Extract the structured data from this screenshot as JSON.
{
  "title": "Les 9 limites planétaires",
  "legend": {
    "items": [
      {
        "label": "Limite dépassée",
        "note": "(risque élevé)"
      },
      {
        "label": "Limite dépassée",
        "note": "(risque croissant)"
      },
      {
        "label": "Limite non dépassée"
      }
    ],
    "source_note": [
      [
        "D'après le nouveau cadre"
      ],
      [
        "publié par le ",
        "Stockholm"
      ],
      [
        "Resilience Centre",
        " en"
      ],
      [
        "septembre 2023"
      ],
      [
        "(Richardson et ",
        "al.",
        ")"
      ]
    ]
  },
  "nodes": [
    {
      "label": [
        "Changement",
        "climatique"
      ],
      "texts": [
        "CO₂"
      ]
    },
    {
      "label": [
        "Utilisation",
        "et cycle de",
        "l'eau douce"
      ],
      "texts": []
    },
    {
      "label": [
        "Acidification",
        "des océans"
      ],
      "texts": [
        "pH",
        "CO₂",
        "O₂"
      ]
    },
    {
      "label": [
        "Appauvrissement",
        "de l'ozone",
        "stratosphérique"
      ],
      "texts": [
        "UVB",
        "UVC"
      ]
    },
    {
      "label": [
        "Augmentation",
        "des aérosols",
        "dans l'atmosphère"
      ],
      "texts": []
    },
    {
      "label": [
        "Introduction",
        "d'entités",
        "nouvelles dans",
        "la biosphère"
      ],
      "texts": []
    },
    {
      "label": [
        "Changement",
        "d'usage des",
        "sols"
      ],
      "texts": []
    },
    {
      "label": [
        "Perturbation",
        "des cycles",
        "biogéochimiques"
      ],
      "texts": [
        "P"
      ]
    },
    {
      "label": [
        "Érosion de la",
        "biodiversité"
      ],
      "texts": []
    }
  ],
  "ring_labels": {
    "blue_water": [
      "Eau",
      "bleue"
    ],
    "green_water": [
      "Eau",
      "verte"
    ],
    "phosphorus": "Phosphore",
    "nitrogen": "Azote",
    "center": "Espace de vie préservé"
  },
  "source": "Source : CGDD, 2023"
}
-----
* [JOB]: Return every entry verbatim.

* [RESULT FOR THIS TASK]:
Extract the structured data from this screenshot as JSON.
{
  "title": "Les 9 limites planétaires",
  "legend": {
    "items": [
      {
        "label": "Limite dépassée",
        "note": "(risque élevé)"
      },
      {
        "label": "Limite dépassée",
        "note": "(risque croissant)"
      },
      {
        "label": "Limite non dépassée"
      }
    ],
    "source_note": [
      [
        "D'après le nouveau cadre"
      ],
      [
        "publié par le ",
        "Stockholm"
      ],
      [
        "Resilience Centre",
        " en"
      ],
      [
        "septembre 2023"
      ],
      [
        "(Richardson et ",
        "al.",
        ")"
      ]
    ]
  },
  "nodes": [
    {
      "label": [
        "Changement",
        "climatique"
      ],
      "texts": [
        "CO₂"
      ]
    },
    {
      "label": [
        "Utilisation",
        "et cycle de",
        "l'eau douce"
      ],
      "texts": []
    },
    {
      "label": [
        "Acidification",
        "des océans"
      ],
      "texts": [
        "pH",
        "CO₂",
        "O₂"
      ]
    },
    {
      "label": [
        "Appauvrissement",
        "de l'ozone",
        "stratosphérique"
      ],
      "texts": [
        "UVB",
        "UVC"
      ]
    },
    {
      "label": [
        "Augmentation",
        "des aérosols",
        "dans l'atmosphère"
      ],
      "texts": []
    },
    {
      "label": [
        "Introduction",
        "d'entités",
        "nouvelles dans",
        "la biosphère"
      ],
      "texts": []
    },
    {
      "label": [
        "Changement",
        "d'usage des",
        "sols"
      ],
      "texts": []
    },
    {
      "label": [
        "Perturbation",
        "des cycles",
        "biogéochimiques"
      ],
      "texts": [
        "P"
      ]
    },
    {
      "label": [
        "Érosion de la",
        "biodiversité"
      ],
      "texts": []
    }
  ],
  "ring_labels": {
    "blue_water": [
      "Eau",
      "bleue"
    ],
    "green_water": [
      "Eau",
      "verte"
    ],
    "phosphorus": "Phosphore",
    "nitrogen": "Azote",
    "center": "Espace de vie préservé"
  },
  "source": "Source : CGDD, 2023"
}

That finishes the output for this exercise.